Work to do: In the listing below, find every line containing "title" and copy it out.

Extracted records:
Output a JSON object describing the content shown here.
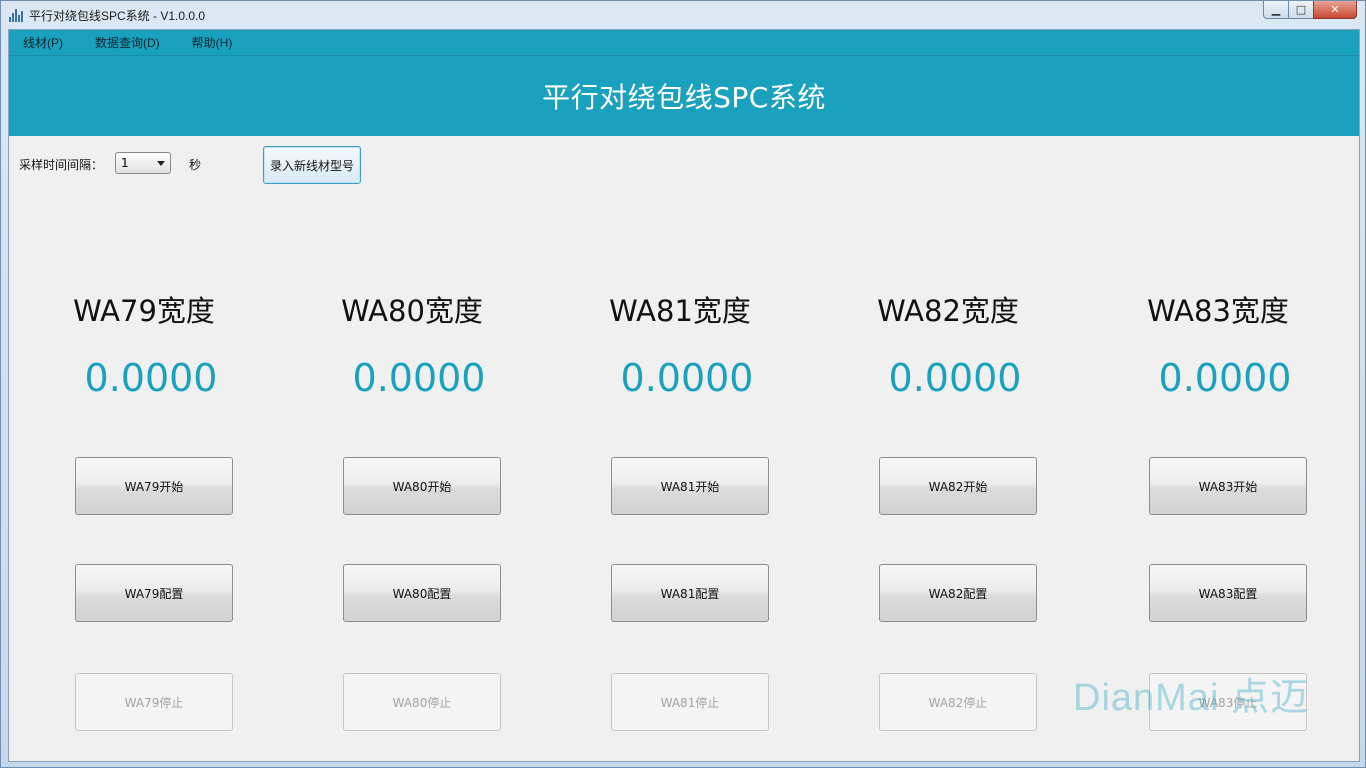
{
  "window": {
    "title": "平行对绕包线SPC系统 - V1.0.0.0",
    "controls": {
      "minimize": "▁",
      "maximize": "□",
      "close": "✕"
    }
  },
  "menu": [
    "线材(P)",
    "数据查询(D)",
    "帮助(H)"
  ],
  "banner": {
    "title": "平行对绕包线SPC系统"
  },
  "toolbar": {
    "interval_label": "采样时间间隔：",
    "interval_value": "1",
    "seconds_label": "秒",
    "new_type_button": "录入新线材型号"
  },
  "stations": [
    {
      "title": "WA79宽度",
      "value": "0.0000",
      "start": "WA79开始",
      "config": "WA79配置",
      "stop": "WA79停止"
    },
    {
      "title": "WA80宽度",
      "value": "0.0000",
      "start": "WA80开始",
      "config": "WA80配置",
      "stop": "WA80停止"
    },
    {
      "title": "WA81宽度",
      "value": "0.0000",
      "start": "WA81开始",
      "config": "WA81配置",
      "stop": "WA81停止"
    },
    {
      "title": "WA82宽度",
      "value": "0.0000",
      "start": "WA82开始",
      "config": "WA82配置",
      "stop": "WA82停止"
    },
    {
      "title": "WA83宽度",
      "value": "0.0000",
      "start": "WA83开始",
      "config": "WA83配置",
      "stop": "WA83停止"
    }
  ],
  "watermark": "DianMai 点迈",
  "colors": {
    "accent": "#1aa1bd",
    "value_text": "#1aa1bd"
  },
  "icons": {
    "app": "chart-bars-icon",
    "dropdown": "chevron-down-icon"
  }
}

Result of this task:
    "title": "平行对绕包线SPC系统 - V1.0.0.0",
    "title": "平行对绕包线SPC系统"
      "title": "WA79宽度",
      "title": "WA80宽度",
      "title": "WA81宽度",
      "title": "WA82宽度",
      "title": "WA83宽度",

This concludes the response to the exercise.